Written problem>
Give the number of lines in this listing that contain "yoki", with no other words.
**** Data ****
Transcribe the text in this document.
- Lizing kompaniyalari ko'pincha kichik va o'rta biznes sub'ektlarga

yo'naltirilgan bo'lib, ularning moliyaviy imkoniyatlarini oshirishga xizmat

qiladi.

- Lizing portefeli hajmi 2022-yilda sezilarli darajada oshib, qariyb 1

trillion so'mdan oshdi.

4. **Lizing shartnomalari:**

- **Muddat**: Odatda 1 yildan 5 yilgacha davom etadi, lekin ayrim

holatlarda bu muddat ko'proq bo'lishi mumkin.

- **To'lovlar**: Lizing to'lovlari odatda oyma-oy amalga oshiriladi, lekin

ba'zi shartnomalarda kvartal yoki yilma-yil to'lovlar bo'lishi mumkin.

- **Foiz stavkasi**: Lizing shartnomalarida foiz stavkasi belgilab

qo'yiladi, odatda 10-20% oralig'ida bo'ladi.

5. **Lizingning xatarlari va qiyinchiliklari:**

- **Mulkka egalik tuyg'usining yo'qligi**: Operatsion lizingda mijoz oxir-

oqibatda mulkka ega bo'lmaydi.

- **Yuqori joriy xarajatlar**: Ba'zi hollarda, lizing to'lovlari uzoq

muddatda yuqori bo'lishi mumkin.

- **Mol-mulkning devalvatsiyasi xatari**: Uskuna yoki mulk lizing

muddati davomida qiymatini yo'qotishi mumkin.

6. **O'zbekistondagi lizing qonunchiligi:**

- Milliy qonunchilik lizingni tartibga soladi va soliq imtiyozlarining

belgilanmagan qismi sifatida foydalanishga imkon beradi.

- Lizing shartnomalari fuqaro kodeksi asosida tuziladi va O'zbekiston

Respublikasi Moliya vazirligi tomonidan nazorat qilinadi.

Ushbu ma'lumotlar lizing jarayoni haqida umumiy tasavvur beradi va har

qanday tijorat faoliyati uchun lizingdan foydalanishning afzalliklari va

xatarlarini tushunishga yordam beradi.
****
Correct output>
2